Stated exercise:
Review the material and extract every line in which the word "Dieses" occurs.

Input data:
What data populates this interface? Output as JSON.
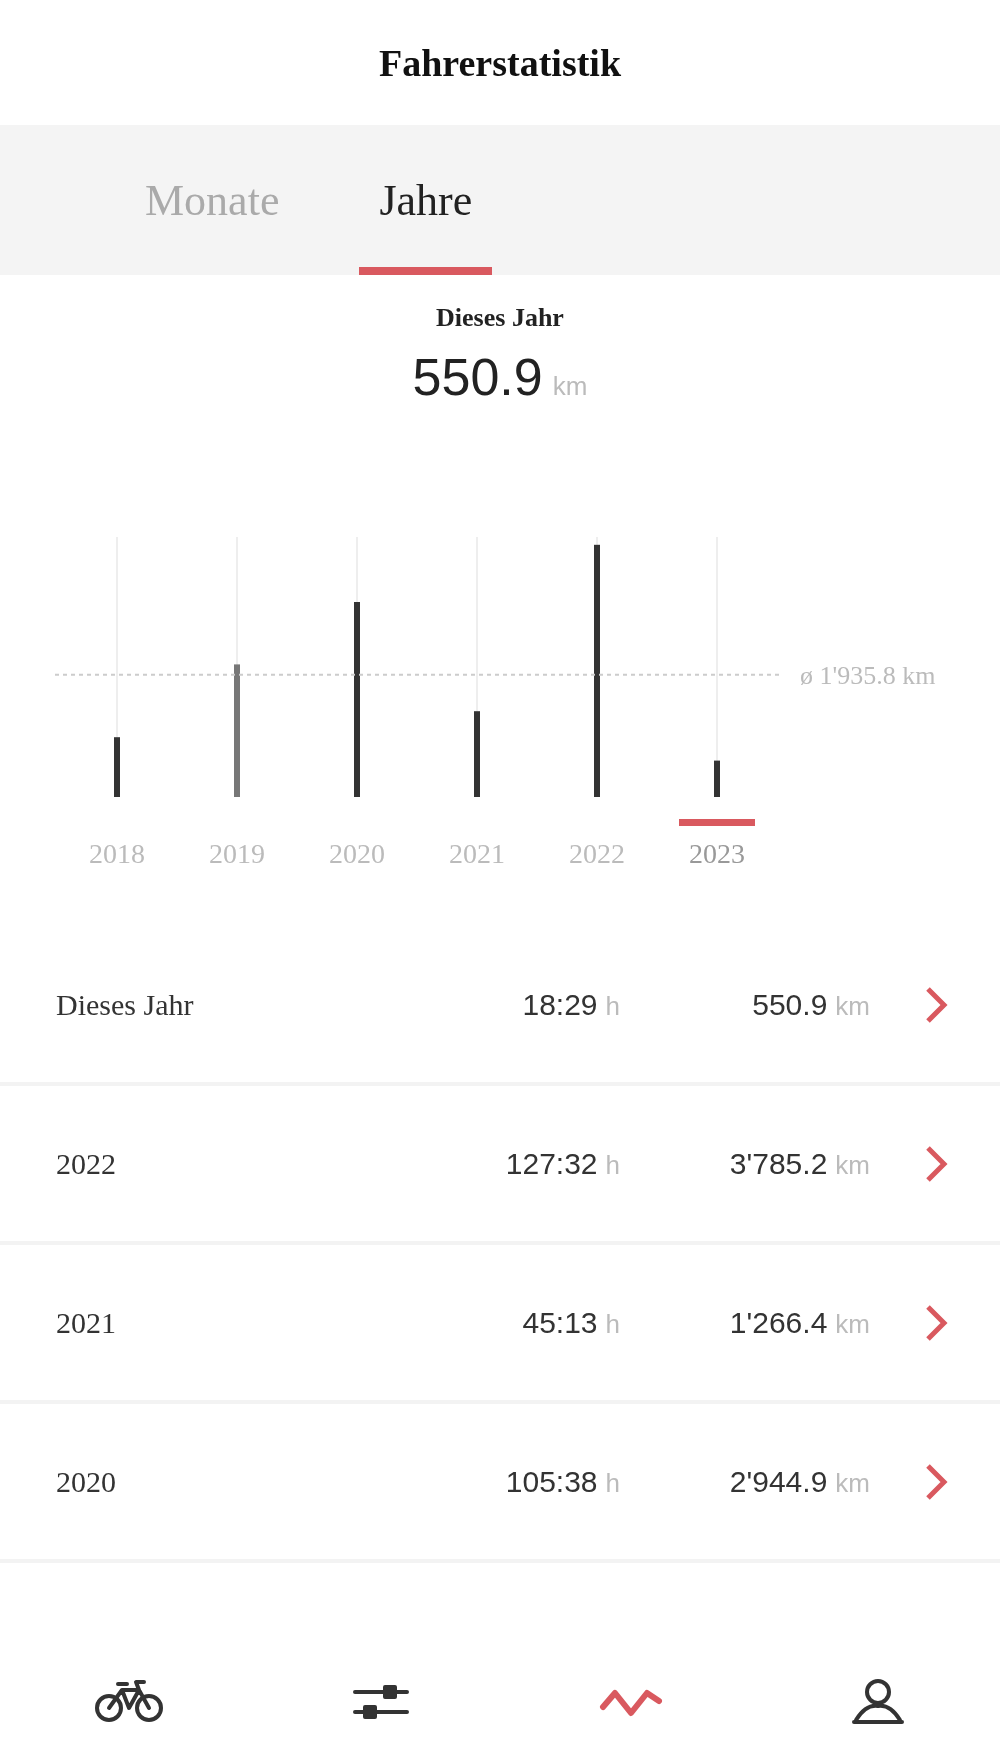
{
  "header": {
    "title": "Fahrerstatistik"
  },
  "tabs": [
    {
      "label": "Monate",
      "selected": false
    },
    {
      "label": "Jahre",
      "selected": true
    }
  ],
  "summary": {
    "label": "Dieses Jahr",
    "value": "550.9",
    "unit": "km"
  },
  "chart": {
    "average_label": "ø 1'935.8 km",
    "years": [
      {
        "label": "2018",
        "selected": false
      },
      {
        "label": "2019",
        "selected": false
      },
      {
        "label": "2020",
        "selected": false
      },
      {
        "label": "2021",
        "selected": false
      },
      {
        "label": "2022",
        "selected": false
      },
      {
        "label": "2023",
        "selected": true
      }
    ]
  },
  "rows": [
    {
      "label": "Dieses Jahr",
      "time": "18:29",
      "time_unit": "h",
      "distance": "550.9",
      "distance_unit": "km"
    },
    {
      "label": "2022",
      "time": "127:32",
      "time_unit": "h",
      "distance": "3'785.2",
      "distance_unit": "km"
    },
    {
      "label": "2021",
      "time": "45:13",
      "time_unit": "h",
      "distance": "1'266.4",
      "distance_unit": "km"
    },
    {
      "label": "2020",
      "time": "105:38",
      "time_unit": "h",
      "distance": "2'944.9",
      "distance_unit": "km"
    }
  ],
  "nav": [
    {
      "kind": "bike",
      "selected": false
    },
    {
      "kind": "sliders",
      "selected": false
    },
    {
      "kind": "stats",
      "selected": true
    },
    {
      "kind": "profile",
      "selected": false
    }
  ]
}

Solution to this task:
    "label": "Dieses Jahr",
      "label": "Dieses Jahr",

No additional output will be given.